What to work on
Each line that holds the word "title" is to be identified and copied.

[BEGIN Stored records]

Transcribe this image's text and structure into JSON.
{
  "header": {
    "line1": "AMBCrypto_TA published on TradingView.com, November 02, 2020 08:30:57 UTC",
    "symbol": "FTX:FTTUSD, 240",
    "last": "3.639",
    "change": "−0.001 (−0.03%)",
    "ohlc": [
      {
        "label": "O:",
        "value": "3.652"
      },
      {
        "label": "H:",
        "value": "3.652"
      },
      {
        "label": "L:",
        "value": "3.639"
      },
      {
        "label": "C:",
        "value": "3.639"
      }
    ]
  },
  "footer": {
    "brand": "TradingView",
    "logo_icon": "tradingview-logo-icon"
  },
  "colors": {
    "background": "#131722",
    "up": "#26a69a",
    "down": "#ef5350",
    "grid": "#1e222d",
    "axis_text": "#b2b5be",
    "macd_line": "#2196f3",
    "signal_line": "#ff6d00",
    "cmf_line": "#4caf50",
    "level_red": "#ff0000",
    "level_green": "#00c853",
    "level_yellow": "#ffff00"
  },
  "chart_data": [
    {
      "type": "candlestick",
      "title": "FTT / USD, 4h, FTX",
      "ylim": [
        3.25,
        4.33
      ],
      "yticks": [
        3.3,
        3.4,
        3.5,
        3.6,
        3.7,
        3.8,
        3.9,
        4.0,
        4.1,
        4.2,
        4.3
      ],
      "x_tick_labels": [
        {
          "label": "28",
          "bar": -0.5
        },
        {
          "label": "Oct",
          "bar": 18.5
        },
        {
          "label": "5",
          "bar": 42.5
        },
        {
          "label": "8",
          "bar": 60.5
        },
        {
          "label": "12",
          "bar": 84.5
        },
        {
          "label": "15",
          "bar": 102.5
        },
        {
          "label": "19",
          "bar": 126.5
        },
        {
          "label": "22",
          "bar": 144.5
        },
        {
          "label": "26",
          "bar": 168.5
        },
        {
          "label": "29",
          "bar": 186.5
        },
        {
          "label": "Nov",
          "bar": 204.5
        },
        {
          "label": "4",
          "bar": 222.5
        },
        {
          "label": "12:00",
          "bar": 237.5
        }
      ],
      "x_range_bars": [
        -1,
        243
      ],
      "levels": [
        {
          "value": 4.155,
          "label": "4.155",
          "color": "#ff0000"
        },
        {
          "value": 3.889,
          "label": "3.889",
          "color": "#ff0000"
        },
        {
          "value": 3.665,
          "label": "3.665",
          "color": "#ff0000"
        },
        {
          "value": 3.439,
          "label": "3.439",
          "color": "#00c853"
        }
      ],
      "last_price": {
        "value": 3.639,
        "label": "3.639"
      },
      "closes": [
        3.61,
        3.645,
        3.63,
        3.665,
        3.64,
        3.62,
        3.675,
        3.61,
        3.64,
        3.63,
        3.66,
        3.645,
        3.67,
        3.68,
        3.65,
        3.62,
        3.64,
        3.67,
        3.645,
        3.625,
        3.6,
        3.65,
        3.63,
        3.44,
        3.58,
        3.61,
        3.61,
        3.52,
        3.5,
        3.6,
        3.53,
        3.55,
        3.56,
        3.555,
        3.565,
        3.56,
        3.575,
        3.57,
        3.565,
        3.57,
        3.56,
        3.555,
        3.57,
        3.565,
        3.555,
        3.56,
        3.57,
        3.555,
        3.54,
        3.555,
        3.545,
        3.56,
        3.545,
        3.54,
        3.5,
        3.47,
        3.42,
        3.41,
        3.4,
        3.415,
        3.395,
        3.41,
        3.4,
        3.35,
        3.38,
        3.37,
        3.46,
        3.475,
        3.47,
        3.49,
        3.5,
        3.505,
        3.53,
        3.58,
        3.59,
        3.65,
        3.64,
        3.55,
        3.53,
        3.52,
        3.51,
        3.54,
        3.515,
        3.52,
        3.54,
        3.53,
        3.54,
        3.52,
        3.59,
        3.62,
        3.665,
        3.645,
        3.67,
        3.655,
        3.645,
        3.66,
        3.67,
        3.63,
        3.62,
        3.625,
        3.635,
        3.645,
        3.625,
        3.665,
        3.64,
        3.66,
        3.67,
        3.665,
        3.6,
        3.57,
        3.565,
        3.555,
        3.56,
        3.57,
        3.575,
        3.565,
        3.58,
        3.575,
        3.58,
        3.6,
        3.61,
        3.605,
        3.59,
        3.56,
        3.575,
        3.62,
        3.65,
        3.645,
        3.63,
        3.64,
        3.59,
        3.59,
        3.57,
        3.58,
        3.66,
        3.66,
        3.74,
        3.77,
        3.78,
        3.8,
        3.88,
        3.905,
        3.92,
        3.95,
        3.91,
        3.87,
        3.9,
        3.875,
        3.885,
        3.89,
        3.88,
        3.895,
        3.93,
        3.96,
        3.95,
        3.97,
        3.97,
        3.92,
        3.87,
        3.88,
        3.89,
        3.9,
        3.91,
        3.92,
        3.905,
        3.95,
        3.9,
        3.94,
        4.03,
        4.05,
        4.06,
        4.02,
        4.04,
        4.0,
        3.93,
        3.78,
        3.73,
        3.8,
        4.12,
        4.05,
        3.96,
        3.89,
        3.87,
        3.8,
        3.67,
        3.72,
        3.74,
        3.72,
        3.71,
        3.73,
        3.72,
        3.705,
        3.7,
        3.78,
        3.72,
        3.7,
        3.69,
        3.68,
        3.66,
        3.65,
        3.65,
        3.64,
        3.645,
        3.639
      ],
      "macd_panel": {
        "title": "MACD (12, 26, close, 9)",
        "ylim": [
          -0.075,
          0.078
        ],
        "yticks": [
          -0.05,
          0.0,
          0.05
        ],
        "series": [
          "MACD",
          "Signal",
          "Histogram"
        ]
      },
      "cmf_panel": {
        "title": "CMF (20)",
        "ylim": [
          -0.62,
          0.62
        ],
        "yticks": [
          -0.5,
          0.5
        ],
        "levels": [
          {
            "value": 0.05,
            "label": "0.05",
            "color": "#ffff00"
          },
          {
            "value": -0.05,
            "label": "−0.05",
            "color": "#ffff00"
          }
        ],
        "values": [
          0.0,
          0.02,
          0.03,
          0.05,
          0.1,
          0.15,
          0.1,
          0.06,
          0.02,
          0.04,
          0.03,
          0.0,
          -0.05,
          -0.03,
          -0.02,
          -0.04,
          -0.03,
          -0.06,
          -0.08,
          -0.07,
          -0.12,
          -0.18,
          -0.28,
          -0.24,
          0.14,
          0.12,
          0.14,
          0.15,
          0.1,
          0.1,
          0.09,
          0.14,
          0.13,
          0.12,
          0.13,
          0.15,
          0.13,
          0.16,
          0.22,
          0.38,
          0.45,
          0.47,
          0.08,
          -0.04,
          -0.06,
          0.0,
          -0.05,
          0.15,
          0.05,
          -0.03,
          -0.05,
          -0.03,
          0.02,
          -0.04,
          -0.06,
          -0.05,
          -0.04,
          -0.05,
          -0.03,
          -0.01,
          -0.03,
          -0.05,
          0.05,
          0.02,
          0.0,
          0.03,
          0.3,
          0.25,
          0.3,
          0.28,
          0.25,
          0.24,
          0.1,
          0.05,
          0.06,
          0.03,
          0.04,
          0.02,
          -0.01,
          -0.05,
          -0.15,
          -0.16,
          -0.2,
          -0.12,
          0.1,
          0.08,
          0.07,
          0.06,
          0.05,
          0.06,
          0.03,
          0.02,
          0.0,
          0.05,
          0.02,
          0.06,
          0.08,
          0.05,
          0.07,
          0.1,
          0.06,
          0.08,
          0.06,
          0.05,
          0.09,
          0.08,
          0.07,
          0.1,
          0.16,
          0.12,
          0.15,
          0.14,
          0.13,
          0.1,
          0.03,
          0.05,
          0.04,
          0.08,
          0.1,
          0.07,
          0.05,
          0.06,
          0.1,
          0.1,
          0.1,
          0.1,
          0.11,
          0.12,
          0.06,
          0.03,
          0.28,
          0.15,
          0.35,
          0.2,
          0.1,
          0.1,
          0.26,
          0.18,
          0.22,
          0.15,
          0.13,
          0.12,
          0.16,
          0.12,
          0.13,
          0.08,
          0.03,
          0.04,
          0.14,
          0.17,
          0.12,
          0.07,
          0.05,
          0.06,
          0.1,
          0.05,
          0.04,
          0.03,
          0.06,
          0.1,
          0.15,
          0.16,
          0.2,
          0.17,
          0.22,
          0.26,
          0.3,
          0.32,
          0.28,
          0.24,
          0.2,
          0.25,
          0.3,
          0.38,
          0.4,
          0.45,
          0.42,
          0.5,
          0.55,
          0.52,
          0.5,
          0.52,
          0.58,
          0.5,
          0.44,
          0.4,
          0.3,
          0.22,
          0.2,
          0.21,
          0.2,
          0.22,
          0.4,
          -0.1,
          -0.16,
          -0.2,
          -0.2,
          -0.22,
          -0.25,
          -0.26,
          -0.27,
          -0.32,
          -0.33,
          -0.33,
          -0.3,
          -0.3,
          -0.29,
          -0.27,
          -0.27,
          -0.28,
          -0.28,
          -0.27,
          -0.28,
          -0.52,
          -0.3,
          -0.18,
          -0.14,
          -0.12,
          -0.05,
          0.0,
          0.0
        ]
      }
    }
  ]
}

[END Stored records]

Answer for the task
      "title": "FTT / USD, 4h, FTX",
        "title": "MACD (12, 26, close, 9)",
        "title": "CMF (20)",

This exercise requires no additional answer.